§ Required task:
Convert every line in the entries below into a numbered list, leaving out any blank lines.

§ Supplied material:
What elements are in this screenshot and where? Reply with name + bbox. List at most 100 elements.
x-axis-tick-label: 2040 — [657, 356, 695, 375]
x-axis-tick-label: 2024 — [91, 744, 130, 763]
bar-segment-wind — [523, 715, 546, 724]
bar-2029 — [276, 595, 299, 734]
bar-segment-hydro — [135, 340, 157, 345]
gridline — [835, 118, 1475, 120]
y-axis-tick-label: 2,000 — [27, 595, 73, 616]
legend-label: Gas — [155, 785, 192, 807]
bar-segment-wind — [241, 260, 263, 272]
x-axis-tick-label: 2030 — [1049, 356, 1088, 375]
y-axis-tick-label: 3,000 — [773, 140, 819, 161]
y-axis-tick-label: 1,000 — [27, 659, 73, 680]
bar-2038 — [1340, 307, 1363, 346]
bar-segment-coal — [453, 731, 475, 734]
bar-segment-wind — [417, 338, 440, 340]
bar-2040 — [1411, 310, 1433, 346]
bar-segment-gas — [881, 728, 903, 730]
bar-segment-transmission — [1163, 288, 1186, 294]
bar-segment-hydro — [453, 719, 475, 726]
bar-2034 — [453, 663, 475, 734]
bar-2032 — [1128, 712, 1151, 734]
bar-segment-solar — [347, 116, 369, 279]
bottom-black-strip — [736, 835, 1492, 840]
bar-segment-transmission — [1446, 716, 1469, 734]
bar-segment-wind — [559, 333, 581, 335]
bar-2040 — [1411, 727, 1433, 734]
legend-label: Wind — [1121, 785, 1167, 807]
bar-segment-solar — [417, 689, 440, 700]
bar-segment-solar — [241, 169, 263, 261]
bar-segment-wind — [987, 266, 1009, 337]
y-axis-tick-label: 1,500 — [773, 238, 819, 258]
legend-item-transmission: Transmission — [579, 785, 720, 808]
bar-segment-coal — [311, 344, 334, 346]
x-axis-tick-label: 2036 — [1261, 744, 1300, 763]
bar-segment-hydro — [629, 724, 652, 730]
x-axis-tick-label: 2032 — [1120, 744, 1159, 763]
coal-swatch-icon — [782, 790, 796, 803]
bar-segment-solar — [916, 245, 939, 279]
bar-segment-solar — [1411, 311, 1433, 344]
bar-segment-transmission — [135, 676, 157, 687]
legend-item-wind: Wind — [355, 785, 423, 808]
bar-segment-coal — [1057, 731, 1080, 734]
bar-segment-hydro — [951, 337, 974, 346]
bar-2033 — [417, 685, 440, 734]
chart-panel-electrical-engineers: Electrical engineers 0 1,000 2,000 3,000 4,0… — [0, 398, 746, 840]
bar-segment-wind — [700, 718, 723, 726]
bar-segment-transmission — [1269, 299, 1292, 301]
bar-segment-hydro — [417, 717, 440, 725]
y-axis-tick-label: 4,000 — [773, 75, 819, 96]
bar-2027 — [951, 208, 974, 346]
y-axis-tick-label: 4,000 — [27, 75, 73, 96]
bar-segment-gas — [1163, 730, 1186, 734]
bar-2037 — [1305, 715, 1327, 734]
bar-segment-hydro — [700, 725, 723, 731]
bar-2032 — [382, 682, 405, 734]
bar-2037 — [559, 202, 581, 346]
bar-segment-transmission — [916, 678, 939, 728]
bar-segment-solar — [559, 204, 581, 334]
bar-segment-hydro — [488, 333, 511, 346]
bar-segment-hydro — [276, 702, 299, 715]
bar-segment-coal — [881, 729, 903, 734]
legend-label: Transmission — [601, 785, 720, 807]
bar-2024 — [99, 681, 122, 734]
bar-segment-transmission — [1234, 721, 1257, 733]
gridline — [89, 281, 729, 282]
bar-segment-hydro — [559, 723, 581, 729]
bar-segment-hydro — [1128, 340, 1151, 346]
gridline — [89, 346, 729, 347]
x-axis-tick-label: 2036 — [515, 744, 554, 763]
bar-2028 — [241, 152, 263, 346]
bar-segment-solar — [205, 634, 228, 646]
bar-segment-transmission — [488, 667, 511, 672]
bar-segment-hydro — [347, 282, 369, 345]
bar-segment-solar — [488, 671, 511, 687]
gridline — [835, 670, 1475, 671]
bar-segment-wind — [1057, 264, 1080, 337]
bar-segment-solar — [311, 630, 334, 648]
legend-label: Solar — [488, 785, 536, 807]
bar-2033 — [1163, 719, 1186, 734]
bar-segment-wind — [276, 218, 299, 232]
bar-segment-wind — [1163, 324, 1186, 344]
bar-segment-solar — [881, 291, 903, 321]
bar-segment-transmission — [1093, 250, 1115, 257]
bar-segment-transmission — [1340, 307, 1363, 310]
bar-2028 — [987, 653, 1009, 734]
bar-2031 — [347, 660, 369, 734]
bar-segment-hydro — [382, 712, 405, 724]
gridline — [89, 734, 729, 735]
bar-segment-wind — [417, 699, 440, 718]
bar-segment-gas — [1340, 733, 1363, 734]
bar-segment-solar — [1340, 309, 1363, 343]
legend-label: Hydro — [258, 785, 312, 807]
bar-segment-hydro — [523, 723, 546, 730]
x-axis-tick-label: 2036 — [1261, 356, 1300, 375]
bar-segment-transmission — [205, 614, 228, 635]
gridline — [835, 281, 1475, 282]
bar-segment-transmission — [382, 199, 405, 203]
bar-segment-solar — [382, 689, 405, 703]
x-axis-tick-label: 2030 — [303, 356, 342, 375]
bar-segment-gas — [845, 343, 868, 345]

§ Solution to the problem:
1. What elements are in this screenshot and where? Reply with name + bbox. List at most 100 elements.
2. x-axis-tick-label: 2040 — [657, 356, 695, 375]
3. x-axis-tick-label: 2024 — [91, 744, 130, 763]
4. bar-segment-wind — [523, 715, 546, 724]
5. bar-2029 — [276, 595, 299, 734]
6. bar-segment-hydro — [135, 340, 157, 345]
7. gridline — [835, 118, 1475, 120]
8. y-axis-tick-label: 2,000 — [27, 595, 73, 616]
9. legend-label: Gas — [155, 785, 192, 807]
10. bar-segment-wind — [241, 260, 263, 272]
11. x-axis-tick-label: 2030 — [1049, 356, 1088, 375]
12. y-axis-tick-label: 3,000 — [773, 140, 819, 161]
13. y-axis-tick-label: 1,000 — [27, 659, 73, 680]
14. bar-2038 — [1340, 307, 1363, 346]
15. bar-segment-coal — [453, 731, 475, 734]
16. bar-segment-wind — [417, 338, 440, 340]
17. bar-2040 — [1411, 310, 1433, 346]
18. bar-segment-gas — [881, 728, 903, 730]
19. bar-segment-transmission — [1163, 288, 1186, 294]
20. bar-segment-hydro — [453, 719, 475, 726]
21. bar-2034 — [453, 663, 475, 734]
22. bar-2032 — [1128, 712, 1151, 734]
23. bar-segment-solar — [347, 116, 369, 279]
24. bottom-black-strip — [736, 835, 1492, 840]
25. bar-segment-transmission — [1446, 716, 1469, 734]
26. bar-segment-wind — [559, 333, 581, 335]
27. bar-2040 — [1411, 727, 1433, 734]
28. legend-label: Wind — [1121, 785, 1167, 807]
29. bar-segment-solar — [417, 689, 440, 700]
30. bar-segment-solar — [241, 169, 263, 261]
31. bar-segment-wind — [987, 266, 1009, 337]
32. y-axis-tick-label: 1,500 — [773, 238, 819, 258]
33. legend-item-transmission: Transmission — [579, 785, 720, 808]
34. bar-segment-coal — [311, 344, 334, 346]
35. x-axis-tick-label: 2036 — [1261, 744, 1300, 763]
36. bar-segment-hydro — [629, 724, 652, 730]
37. x-axis-tick-label: 2032 — [1120, 744, 1159, 763]
38. coal-swatch-icon — [782, 790, 796, 803]
39. bar-segment-solar — [916, 245, 939, 279]
40. bar-segment-solar — [1411, 311, 1433, 344]
41. bar-segment-transmission — [135, 676, 157, 687]
42. legend-item-wind: Wind — [355, 785, 423, 808]
43. bar-segment-coal — [1057, 731, 1080, 734]
44. bar-segment-hydro — [951, 337, 974, 346]
45. bar-2033 — [417, 685, 440, 734]
46. chart-panel-electrical-engineers: Electrical engineers 0 1,000 2,000 3,000 4,0… — [0, 398, 746, 840]
47. bar-segment-wind — [700, 718, 723, 726]
48. bar-segment-transmission — [1269, 299, 1292, 301]
49. bar-segment-hydro — [417, 717, 440, 725]
50. y-axis-tick-label: 4,000 — [773, 75, 819, 96]
51. bar-2027 — [951, 208, 974, 346]
52. y-axis-tick-label: 4,000 — [27, 75, 73, 96]
53. bar-segment-gas — [1163, 730, 1186, 734]
54. bar-2037 — [1305, 715, 1327, 734]
55. bar-segment-hydro — [700, 725, 723, 731]
56. bar-2032 — [382, 682, 405, 734]
57. bar-2037 — [559, 202, 581, 346]
58. bar-segment-transmission — [916, 678, 939, 728]
59. bar-segment-solar — [559, 204, 581, 334]
60. bar-segment-hydro — [488, 333, 511, 346]
61. bar-segment-hydro — [276, 702, 299, 715]
62. bar-segment-coal — [881, 729, 903, 734]
63. legend-label: Transmission — [601, 785, 720, 807]
64. bar-2024 — [99, 681, 122, 734]
65. bar-segment-transmission — [1234, 721, 1257, 733]
66. gridline — [89, 281, 729, 282]
67. bar-segment-hydro — [559, 723, 581, 729]
68. bar-segment-hydro — [1128, 340, 1151, 346]
69. gridline — [89, 346, 729, 347]
70. x-axis-tick-label: 2036 — [515, 744, 554, 763]
71. bar-2028 — [241, 152, 263, 346]
72. bar-segment-solar — [205, 634, 228, 646]
73. bar-segment-transmission — [488, 667, 511, 672]
74. bar-segment-hydro — [347, 282, 369, 345]
75. bar-segment-solar — [488, 671, 511, 687]
76. gridline — [835, 670, 1475, 671]
77. bar-segment-wind — [1057, 264, 1080, 337]
78. bar-segment-solar — [311, 630, 334, 648]
79. legend-label: Solar — [488, 785, 536, 807]
80. bar-2033 — [1163, 719, 1186, 734]
81. bar-segment-wind — [276, 218, 299, 232]
82. bar-segment-wind — [1163, 324, 1186, 344]
83. bar-segment-solar — [881, 291, 903, 321]
84. bar-segment-transmission — [1093, 250, 1115, 257]
85. bar-segment-transmission — [1340, 307, 1363, 310]
86. bar-2028 — [987, 653, 1009, 734]
87. bar-2031 — [347, 660, 369, 734]
88. bar-segment-hydro — [382, 712, 405, 724]
89. gridline — [89, 734, 729, 735]
90. bar-segment-wind — [417, 699, 440, 718]
91. bar-segment-gas — [1340, 733, 1363, 734]
92. bar-segment-solar — [1340, 309, 1363, 343]
93. legend-label: Hydro — [258, 785, 312, 807]
94. bar-segment-hydro — [523, 723, 546, 730]
95. x-axis-tick-label: 2036 — [1261, 356, 1300, 375]
96. bar-segment-transmission — [205, 614, 228, 635]
97. gridline — [835, 281, 1475, 282]
98. bar-segment-transmission — [382, 199, 405, 203]
99. bar-segment-solar — [382, 689, 405, 703]
100. x-axis-tick-label: 2030 — [303, 356, 342, 375]
101. bar-segment-gas — [845, 343, 868, 345]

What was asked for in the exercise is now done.